--- START ---

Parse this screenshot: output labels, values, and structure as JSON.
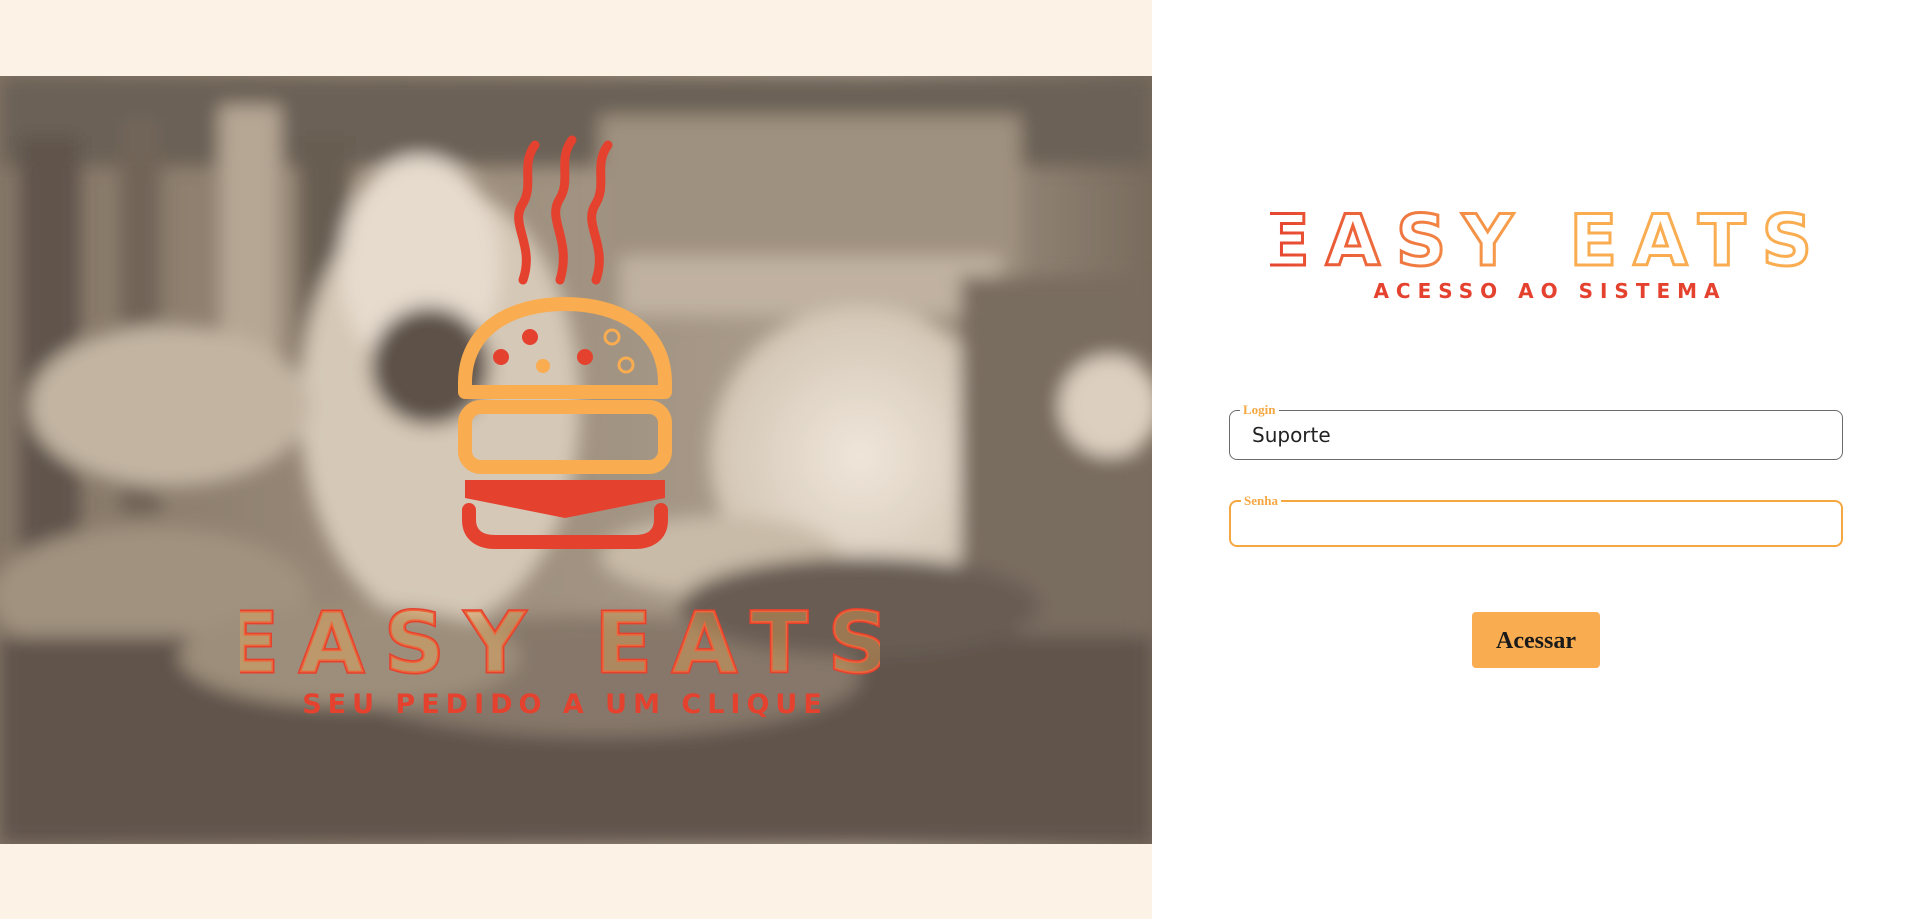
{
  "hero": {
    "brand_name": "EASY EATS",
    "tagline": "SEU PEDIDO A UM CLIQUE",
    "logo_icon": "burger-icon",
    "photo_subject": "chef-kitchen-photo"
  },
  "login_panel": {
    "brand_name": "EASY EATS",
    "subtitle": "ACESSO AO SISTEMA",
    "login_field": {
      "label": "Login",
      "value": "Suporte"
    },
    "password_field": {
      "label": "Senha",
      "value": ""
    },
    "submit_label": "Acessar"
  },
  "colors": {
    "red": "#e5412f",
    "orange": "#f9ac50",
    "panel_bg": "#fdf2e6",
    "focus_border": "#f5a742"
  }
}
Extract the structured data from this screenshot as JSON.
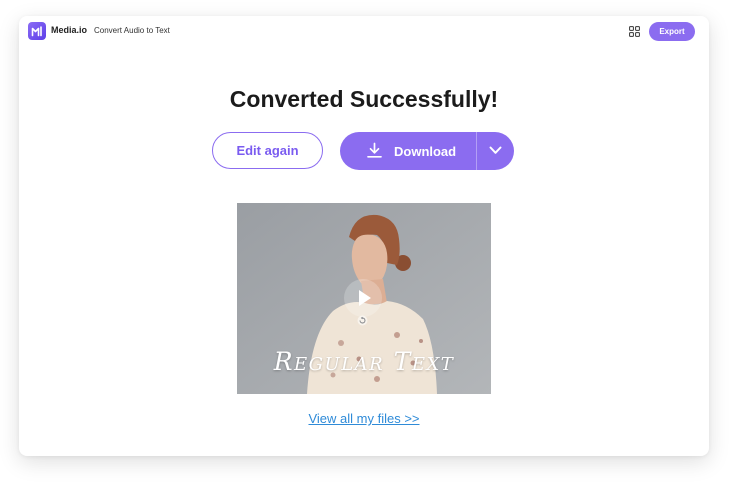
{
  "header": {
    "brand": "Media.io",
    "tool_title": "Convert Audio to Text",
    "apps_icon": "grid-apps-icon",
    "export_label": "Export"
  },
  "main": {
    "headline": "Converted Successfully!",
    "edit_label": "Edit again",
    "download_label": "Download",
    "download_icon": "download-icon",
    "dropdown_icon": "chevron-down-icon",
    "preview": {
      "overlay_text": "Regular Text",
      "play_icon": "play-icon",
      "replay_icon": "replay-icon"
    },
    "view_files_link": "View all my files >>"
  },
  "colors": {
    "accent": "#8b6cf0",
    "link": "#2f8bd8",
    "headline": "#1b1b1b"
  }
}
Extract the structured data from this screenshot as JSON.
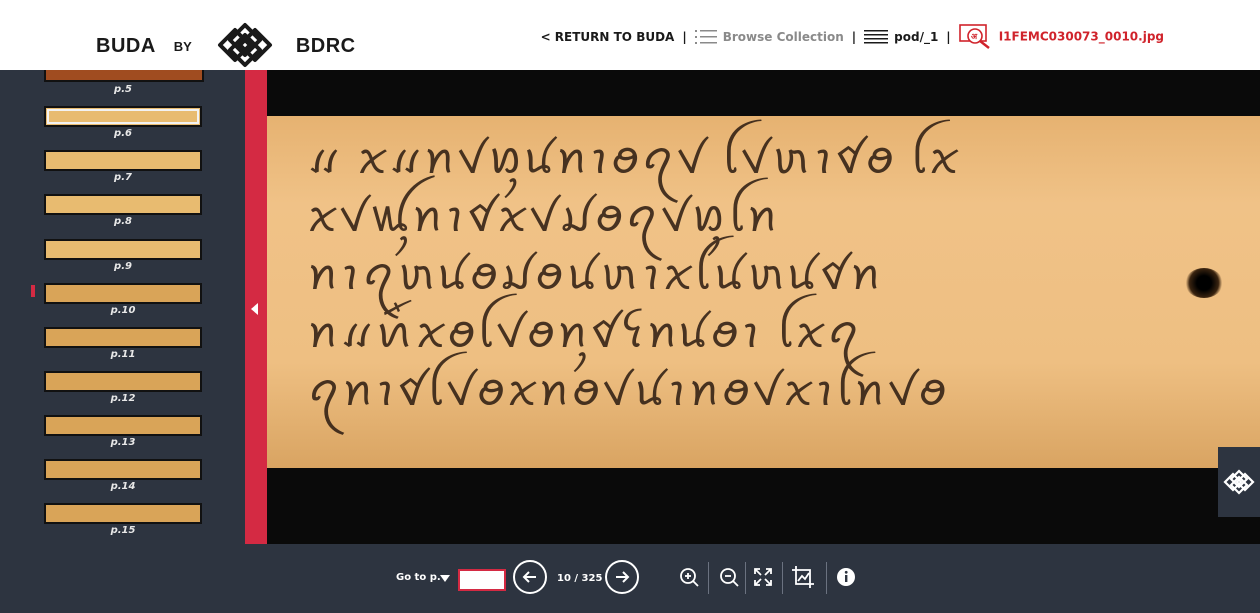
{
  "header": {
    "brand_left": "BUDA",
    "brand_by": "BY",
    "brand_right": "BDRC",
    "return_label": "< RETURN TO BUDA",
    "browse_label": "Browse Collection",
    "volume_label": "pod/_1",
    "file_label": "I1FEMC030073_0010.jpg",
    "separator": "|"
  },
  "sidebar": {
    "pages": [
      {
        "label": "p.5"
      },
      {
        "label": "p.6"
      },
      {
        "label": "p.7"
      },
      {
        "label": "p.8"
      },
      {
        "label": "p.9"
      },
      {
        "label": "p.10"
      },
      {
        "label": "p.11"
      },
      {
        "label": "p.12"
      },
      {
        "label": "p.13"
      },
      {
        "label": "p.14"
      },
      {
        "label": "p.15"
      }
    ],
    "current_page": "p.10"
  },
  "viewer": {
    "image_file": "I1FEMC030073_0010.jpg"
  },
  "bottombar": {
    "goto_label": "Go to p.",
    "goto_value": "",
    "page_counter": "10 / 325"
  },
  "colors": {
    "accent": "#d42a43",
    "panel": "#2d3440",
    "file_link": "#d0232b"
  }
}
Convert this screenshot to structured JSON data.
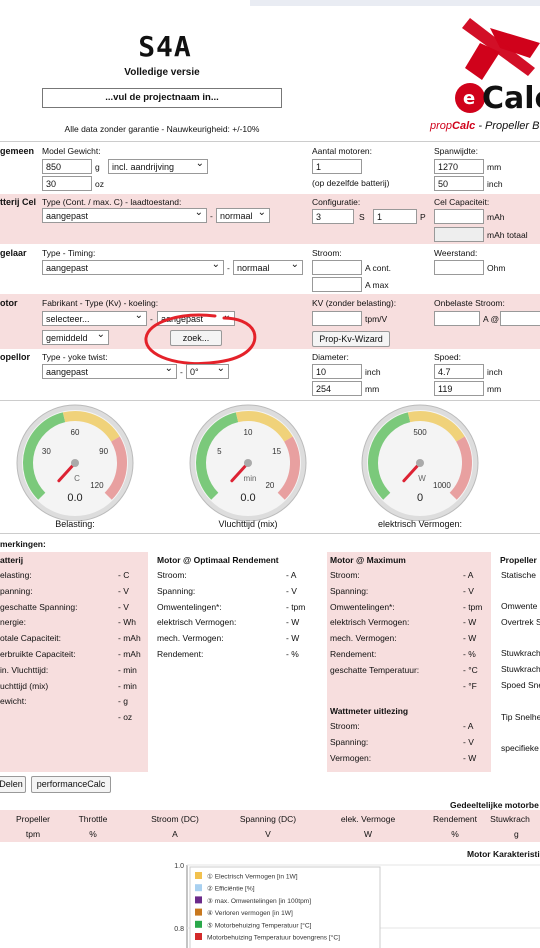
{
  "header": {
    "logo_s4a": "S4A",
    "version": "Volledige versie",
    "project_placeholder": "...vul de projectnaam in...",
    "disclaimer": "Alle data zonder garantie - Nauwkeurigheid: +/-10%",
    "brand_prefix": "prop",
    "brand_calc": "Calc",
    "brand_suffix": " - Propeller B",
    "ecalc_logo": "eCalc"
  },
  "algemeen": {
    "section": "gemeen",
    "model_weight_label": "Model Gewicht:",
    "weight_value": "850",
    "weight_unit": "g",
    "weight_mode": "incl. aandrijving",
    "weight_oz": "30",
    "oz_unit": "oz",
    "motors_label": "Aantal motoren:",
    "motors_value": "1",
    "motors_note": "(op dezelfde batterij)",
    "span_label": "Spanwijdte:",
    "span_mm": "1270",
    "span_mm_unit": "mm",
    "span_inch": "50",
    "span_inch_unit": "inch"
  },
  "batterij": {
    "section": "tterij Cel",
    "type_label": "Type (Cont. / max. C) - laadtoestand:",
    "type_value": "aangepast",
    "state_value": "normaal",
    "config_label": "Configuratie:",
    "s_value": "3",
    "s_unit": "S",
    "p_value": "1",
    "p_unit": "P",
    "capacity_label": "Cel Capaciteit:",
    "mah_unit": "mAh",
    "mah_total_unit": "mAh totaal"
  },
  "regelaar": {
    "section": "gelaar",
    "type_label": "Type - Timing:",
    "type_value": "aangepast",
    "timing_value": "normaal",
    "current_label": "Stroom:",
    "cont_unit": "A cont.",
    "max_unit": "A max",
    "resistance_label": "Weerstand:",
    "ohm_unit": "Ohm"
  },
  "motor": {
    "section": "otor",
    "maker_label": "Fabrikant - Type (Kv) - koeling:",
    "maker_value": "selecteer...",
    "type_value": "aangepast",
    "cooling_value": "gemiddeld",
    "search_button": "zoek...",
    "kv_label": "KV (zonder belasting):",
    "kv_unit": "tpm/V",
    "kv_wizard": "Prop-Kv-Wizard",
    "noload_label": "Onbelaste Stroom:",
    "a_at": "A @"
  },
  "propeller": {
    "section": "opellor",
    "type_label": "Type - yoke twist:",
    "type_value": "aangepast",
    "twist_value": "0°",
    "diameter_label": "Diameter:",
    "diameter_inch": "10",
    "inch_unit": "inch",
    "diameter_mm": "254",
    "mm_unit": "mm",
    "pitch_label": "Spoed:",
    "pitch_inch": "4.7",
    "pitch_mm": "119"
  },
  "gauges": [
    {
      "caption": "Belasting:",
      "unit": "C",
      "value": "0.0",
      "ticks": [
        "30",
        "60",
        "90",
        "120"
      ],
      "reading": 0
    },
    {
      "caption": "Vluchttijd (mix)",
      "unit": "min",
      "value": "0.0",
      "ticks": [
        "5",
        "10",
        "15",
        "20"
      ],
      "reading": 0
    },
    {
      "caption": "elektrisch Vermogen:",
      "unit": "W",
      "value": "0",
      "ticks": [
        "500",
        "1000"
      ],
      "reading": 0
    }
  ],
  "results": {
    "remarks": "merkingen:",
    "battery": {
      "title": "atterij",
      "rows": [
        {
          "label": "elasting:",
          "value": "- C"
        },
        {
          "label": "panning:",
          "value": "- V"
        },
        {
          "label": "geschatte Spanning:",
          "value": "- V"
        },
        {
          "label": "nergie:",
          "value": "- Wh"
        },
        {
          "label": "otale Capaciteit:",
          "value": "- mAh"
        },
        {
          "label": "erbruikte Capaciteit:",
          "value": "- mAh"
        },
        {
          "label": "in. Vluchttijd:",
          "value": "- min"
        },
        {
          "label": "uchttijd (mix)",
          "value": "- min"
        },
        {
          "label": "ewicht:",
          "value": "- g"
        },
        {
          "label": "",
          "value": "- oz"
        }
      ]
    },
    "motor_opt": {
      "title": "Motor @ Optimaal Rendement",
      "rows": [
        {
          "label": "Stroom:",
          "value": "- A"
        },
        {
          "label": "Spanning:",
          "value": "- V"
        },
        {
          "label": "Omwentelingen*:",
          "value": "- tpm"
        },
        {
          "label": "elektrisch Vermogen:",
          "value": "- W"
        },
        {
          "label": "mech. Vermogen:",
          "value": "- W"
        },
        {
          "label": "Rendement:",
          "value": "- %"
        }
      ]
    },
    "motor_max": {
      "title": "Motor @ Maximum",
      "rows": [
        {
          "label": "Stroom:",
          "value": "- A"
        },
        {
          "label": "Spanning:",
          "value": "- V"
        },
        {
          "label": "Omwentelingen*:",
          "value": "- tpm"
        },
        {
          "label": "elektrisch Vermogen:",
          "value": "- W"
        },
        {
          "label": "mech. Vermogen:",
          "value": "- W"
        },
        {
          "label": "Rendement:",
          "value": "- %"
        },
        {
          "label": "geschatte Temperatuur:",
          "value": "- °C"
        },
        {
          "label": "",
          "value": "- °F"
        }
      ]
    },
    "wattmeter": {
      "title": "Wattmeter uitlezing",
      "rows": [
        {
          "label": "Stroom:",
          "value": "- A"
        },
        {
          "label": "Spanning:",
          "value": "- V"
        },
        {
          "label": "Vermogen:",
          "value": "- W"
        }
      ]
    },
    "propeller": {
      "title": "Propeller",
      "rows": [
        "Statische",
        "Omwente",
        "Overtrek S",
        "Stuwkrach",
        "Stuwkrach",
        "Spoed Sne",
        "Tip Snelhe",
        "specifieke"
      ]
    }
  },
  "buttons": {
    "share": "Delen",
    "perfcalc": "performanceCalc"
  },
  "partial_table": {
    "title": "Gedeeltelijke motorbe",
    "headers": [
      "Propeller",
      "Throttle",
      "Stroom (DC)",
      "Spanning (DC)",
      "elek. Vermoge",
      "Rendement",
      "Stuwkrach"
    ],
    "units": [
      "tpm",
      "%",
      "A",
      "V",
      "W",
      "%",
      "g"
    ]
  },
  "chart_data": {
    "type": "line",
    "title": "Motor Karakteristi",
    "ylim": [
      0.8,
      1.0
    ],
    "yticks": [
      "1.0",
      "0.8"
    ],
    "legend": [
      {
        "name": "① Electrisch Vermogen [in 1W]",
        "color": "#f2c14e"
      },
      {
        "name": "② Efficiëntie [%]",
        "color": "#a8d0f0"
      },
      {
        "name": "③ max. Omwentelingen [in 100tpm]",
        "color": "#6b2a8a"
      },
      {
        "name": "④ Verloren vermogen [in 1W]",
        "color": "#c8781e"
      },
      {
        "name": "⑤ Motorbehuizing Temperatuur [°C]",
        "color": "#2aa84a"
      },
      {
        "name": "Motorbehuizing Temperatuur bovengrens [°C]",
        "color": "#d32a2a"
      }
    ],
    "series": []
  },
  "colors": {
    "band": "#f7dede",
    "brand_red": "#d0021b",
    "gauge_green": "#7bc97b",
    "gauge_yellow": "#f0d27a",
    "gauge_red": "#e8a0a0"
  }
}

--- END ---

- **What you need to do**: Return all the lines that contain the string "normaal".

- **The reply**:
    "state_value": "normaal",
    "timing_value": "normaal",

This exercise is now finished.